▶ _What to produce_
Pick out the lines below that contain the string "text" and copy them all.

------------------------------------------------

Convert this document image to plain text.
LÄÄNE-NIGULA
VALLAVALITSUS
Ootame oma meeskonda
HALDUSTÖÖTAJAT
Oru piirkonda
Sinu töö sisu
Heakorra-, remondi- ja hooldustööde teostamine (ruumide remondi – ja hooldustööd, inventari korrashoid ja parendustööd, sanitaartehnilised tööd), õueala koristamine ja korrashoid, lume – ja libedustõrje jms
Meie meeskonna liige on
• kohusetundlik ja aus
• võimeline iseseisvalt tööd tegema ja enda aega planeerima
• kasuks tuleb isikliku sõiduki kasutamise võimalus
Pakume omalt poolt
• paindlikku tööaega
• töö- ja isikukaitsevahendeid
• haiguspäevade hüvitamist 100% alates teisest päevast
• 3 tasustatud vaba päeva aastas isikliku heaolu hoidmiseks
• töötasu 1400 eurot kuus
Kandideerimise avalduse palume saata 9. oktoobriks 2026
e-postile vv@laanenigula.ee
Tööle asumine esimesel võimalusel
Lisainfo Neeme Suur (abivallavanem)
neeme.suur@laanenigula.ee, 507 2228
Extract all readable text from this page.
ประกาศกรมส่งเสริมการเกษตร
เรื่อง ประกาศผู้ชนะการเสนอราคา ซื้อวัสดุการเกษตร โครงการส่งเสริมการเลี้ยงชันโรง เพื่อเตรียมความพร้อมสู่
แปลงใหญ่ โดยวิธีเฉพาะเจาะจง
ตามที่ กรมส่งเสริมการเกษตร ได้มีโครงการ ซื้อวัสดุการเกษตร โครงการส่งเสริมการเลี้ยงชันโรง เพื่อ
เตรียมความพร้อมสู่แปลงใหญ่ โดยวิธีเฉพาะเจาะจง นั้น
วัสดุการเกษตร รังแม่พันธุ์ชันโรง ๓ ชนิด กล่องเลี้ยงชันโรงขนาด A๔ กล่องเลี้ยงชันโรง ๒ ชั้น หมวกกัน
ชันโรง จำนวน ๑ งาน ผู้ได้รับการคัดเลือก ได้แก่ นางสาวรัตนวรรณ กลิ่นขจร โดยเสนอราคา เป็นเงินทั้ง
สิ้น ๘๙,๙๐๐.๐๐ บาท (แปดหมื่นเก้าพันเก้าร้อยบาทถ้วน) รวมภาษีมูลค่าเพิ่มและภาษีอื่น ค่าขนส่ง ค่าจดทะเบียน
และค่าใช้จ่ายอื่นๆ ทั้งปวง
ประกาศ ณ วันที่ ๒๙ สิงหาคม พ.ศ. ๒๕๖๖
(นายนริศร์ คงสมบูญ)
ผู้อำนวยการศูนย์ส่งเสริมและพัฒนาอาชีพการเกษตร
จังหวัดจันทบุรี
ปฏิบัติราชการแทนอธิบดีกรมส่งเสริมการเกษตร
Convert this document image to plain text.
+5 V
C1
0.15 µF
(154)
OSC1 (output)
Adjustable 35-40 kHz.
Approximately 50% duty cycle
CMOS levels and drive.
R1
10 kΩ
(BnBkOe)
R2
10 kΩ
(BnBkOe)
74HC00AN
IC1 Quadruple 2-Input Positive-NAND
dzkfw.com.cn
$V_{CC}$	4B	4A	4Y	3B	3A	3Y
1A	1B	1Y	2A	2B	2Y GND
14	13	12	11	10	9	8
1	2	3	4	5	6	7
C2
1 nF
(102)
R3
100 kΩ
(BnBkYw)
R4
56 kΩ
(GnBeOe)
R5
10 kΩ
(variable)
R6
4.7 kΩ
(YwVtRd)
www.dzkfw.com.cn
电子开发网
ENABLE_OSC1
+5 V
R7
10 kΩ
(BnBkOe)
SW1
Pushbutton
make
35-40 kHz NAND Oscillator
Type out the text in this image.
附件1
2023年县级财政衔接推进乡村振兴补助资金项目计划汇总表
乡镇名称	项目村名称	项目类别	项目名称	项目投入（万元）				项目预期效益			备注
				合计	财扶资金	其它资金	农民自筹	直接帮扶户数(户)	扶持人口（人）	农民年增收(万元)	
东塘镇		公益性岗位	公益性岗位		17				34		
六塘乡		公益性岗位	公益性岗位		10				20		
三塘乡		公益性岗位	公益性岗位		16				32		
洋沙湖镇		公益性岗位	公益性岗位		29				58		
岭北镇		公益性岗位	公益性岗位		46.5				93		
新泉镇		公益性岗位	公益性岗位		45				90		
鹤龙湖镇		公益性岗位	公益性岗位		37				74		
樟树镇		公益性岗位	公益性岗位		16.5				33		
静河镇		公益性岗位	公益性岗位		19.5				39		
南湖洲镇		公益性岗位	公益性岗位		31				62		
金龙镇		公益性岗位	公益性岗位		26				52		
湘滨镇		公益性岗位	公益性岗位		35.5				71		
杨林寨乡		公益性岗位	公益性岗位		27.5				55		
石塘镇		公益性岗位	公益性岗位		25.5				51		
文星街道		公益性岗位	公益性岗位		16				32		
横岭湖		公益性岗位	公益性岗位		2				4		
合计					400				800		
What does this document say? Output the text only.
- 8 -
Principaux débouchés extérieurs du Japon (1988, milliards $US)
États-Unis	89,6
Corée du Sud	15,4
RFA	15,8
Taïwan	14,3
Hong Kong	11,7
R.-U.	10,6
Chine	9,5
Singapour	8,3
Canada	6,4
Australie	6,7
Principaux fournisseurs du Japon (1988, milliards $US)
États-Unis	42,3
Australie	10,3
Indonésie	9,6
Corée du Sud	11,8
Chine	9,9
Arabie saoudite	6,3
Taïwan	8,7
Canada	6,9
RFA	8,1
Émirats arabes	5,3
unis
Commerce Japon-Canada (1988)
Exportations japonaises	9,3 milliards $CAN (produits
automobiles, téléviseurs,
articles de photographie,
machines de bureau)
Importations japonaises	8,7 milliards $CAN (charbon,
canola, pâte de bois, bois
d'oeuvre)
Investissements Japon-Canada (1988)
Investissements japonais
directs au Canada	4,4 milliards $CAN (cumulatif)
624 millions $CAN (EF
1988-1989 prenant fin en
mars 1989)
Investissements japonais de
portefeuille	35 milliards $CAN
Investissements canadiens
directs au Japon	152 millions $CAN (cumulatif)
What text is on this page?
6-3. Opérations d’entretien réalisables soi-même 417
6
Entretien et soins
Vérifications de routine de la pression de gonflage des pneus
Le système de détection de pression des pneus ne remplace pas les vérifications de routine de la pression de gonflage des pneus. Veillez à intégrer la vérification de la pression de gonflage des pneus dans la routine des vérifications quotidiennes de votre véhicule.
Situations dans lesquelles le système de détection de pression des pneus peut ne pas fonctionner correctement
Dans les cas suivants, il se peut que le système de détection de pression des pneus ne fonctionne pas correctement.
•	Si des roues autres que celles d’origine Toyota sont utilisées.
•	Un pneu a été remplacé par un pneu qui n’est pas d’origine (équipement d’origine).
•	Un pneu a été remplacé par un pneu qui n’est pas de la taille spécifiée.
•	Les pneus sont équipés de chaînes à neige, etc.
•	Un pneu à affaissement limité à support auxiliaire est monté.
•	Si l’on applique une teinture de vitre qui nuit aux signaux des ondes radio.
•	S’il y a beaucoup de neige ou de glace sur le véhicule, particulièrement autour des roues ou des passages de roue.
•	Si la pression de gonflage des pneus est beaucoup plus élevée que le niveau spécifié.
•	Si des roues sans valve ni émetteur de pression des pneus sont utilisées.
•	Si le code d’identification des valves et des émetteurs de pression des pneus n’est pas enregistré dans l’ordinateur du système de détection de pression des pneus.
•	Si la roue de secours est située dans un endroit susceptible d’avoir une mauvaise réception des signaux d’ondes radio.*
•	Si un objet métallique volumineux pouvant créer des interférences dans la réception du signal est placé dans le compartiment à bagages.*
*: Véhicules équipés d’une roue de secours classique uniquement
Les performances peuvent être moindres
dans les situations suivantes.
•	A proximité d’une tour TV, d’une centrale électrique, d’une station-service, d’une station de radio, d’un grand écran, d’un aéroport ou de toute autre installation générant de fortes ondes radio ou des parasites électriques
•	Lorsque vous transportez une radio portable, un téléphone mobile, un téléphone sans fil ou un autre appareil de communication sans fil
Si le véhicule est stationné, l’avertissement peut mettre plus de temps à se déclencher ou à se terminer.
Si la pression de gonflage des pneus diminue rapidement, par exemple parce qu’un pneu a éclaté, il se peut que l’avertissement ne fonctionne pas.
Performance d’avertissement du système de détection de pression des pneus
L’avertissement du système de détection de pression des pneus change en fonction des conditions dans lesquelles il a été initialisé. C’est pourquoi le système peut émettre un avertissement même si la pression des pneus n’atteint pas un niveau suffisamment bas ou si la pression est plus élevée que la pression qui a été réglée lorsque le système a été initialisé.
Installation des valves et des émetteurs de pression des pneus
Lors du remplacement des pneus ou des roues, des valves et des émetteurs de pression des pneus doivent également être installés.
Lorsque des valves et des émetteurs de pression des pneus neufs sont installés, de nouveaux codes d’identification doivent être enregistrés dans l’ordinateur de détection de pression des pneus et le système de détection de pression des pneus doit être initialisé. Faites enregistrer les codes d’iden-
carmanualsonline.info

------------------------------------------------

▶ _Written solution_
Convert this document image to plain text.
Extract all readable text from this page.
Convert this document image to plain text.
Type out the text in this image.
What does this document say? Output the text only.
What text is on this page?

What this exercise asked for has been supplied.